● Raw records:
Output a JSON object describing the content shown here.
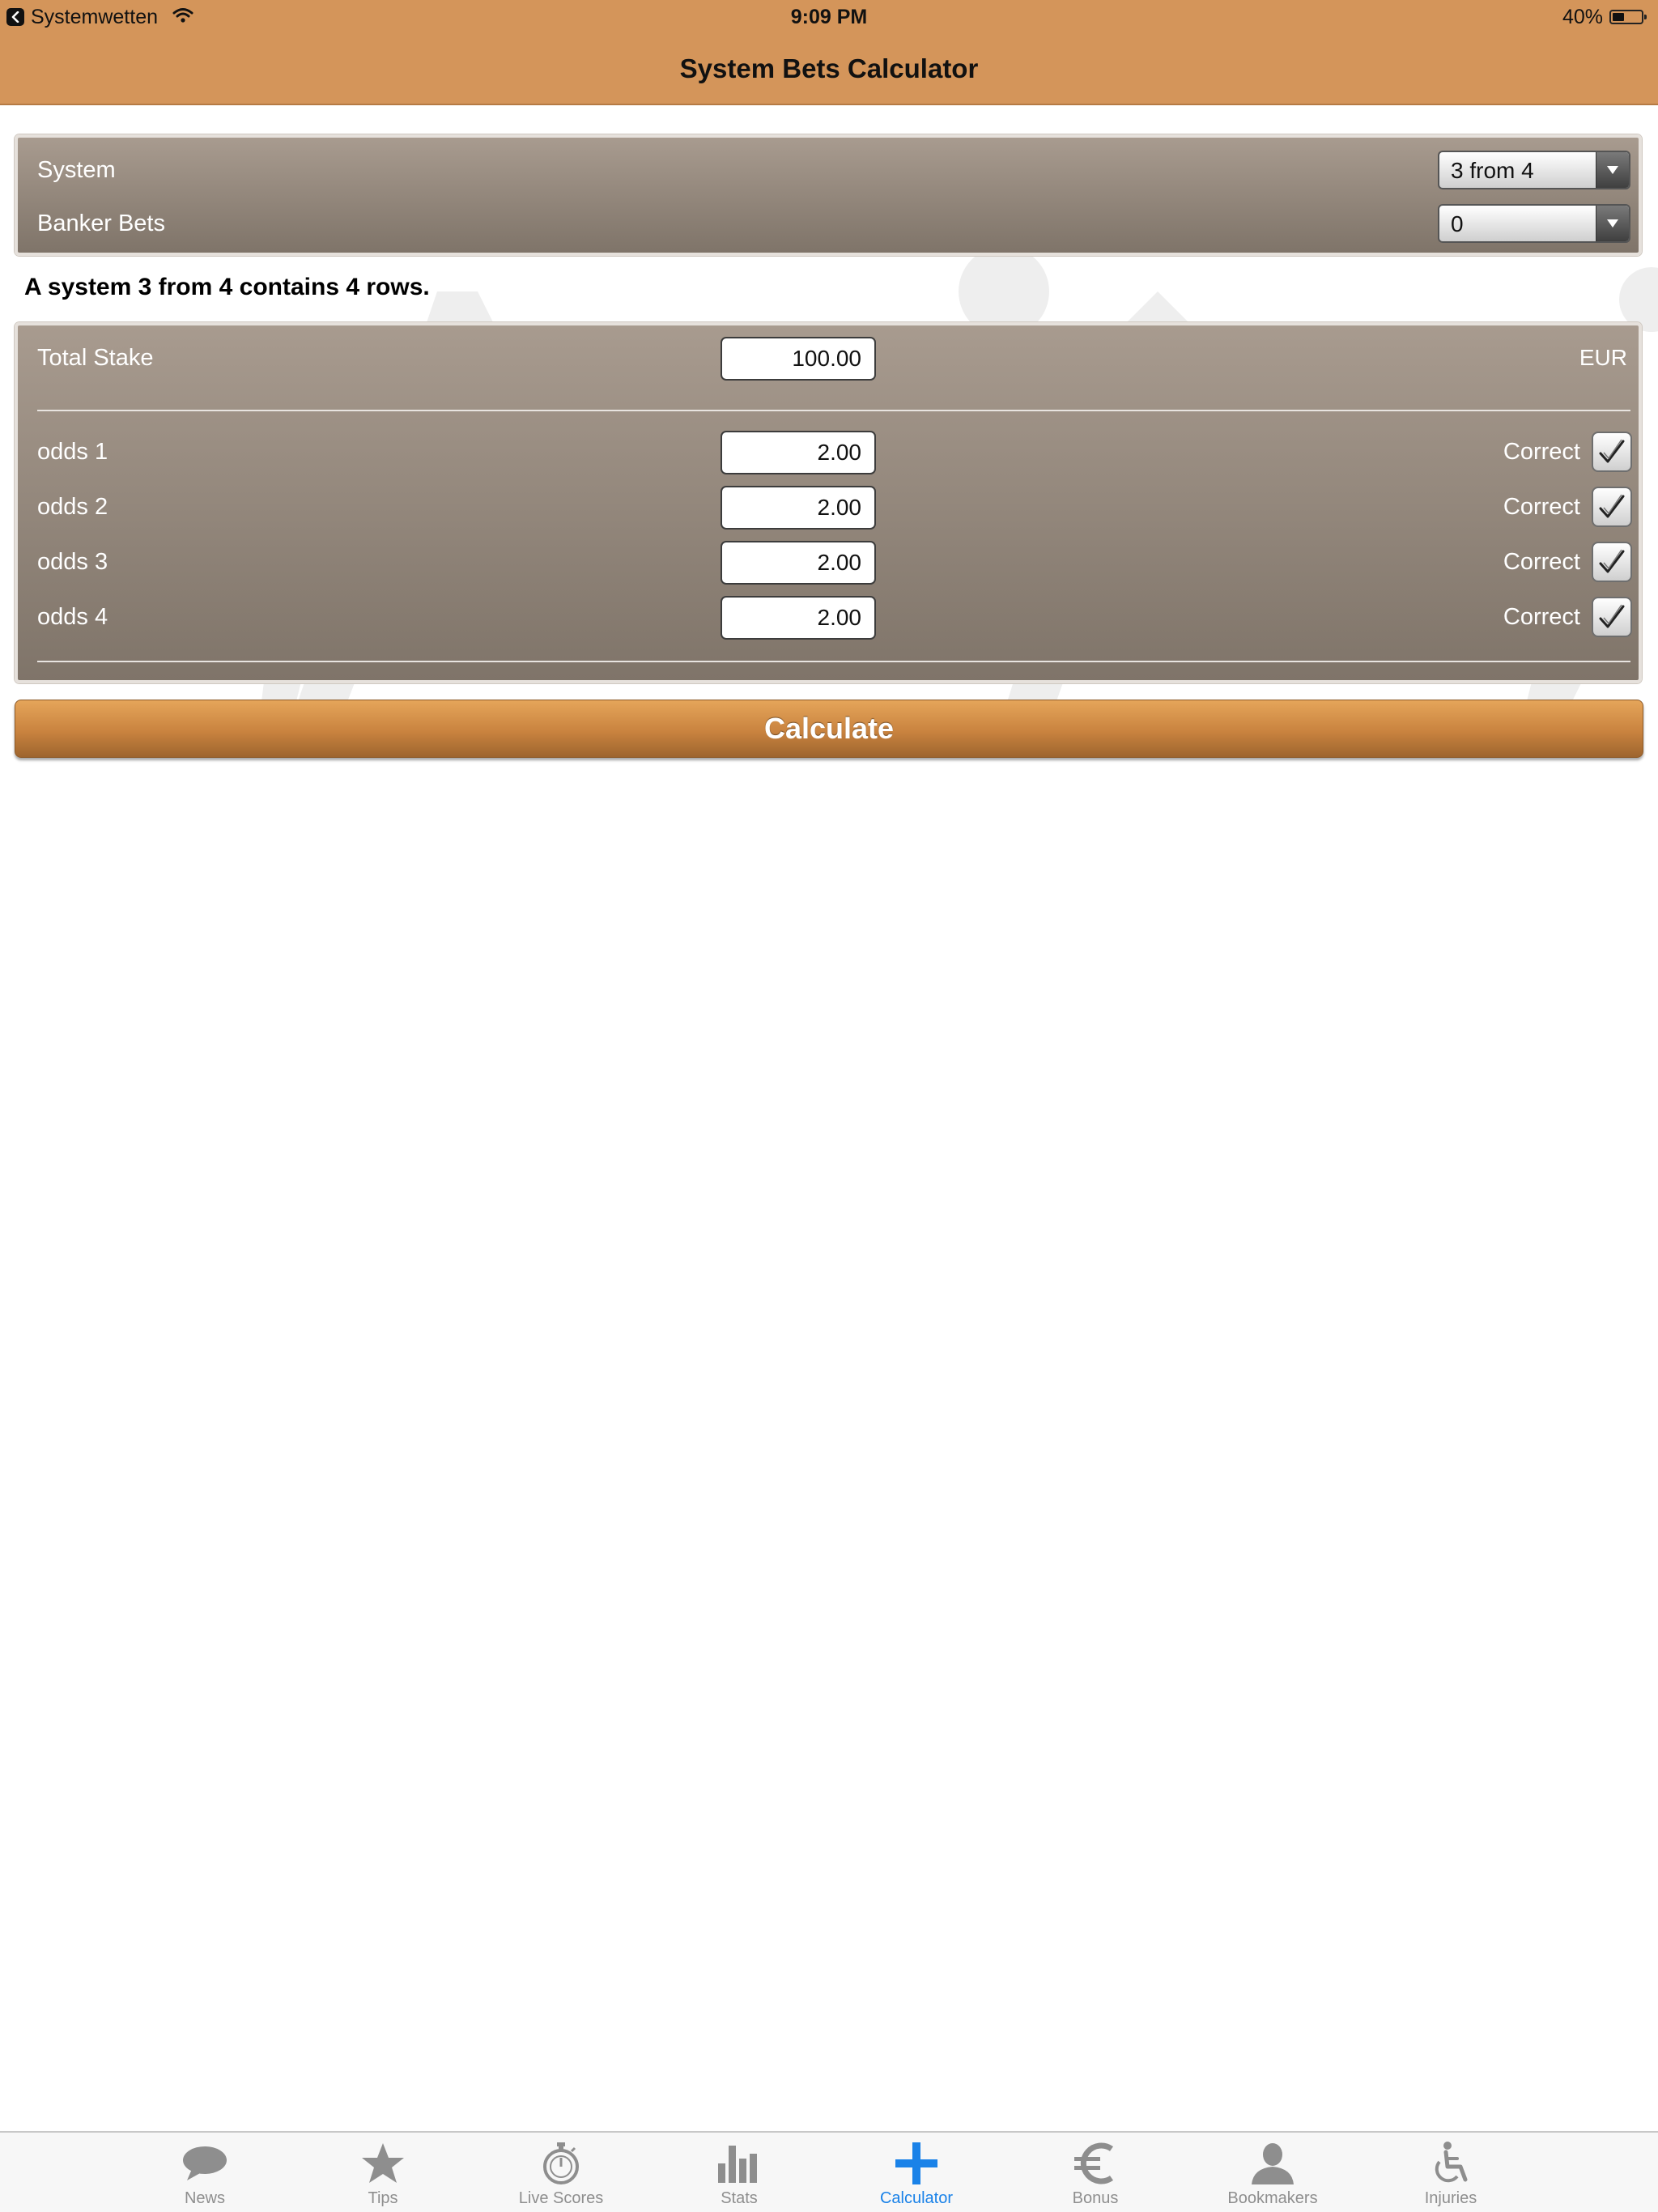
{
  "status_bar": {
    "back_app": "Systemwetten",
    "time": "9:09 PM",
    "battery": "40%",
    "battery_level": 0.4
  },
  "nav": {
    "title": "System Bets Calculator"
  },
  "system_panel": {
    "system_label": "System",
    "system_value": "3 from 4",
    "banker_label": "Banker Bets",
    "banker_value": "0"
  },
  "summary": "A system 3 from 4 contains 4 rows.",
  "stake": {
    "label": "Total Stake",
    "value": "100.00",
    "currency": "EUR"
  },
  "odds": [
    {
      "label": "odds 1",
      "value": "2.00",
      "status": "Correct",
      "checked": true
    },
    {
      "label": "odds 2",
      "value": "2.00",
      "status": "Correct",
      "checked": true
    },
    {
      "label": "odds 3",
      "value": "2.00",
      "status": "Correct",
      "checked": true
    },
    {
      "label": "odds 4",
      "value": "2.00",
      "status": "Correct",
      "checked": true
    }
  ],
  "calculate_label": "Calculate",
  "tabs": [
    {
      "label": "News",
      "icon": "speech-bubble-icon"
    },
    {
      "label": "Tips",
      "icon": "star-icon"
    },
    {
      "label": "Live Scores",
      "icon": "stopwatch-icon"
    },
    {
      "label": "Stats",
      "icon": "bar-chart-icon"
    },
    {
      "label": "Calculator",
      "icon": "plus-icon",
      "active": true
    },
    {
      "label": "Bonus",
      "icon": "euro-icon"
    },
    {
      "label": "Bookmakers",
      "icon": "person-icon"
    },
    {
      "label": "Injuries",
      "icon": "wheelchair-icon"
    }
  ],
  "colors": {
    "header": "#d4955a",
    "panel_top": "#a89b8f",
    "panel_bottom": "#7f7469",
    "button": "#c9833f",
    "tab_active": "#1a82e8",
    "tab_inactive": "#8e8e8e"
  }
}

● Requirement:
Reproduce every record word for word. The copy must contain no pictures.

● Solved problem:
Output a JSON object describing the content shown here.
{
  "status_bar": {
    "back_app": "Systemwetten",
    "time": "9:09 PM",
    "battery": "40%",
    "battery_level": 0.4
  },
  "nav": {
    "title": "System Bets Calculator"
  },
  "system_panel": {
    "system_label": "System",
    "system_value": "3 from 4",
    "banker_label": "Banker Bets",
    "banker_value": "0"
  },
  "summary": "A system 3 from 4 contains 4 rows.",
  "stake": {
    "label": "Total Stake",
    "value": "100.00",
    "currency": "EUR"
  },
  "odds": [
    {
      "label": "odds 1",
      "value": "2.00",
      "status": "Correct",
      "checked": true
    },
    {
      "label": "odds 2",
      "value": "2.00",
      "status": "Correct",
      "checked": true
    },
    {
      "label": "odds 3",
      "value": "2.00",
      "status": "Correct",
      "checked": true
    },
    {
      "label": "odds 4",
      "value": "2.00",
      "status": "Correct",
      "checked": true
    }
  ],
  "calculate_label": "Calculate",
  "tabs": [
    {
      "label": "News",
      "icon": "speech-bubble-icon"
    },
    {
      "label": "Tips",
      "icon": "star-icon"
    },
    {
      "label": "Live Scores",
      "icon": "stopwatch-icon"
    },
    {
      "label": "Stats",
      "icon": "bar-chart-icon"
    },
    {
      "label": "Calculator",
      "icon": "plus-icon",
      "active": true
    },
    {
      "label": "Bonus",
      "icon": "euro-icon"
    },
    {
      "label": "Bookmakers",
      "icon": "person-icon"
    },
    {
      "label": "Injuries",
      "icon": "wheelchair-icon"
    }
  ],
  "colors": {
    "header": "#d4955a",
    "panel_top": "#a89b8f",
    "panel_bottom": "#7f7469",
    "button": "#c9833f",
    "tab_active": "#1a82e8",
    "tab_inactive": "#8e8e8e"
  }
}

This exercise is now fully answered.